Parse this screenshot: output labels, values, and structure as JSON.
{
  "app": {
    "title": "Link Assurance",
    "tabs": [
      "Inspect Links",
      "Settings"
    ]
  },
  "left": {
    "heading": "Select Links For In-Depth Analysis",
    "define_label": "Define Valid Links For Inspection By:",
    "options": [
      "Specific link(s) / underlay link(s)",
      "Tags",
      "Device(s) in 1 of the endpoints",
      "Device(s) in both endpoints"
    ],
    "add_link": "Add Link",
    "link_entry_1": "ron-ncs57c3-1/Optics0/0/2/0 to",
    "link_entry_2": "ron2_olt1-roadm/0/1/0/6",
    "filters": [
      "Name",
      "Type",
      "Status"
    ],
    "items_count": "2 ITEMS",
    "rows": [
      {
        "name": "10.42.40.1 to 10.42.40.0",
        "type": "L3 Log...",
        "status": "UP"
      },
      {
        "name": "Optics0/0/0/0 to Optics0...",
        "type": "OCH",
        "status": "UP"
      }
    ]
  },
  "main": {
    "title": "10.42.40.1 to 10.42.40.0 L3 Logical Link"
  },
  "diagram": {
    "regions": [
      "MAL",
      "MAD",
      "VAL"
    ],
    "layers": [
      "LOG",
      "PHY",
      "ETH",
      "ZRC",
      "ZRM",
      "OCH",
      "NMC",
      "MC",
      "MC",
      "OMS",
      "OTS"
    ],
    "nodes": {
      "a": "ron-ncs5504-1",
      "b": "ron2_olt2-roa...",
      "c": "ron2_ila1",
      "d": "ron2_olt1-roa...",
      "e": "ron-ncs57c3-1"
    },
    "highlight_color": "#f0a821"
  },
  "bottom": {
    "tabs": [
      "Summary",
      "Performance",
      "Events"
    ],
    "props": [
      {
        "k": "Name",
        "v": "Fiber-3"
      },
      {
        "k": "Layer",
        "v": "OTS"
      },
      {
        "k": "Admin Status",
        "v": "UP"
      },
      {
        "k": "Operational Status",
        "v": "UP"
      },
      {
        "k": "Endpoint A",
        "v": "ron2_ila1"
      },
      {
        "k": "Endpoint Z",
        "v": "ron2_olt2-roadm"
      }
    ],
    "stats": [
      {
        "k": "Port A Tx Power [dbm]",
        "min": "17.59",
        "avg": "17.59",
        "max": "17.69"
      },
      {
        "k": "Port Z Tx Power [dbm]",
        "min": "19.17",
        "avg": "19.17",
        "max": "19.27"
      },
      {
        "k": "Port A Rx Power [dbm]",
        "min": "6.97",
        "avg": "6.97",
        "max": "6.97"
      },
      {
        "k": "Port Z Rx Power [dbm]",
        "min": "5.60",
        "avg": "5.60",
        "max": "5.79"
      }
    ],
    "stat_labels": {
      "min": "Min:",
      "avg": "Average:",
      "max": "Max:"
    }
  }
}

::::

__THE EXERCISE__
State only the count of lines above that hold the string "endpoints".

__SOLUTION FOR THIS EXERCISE__
2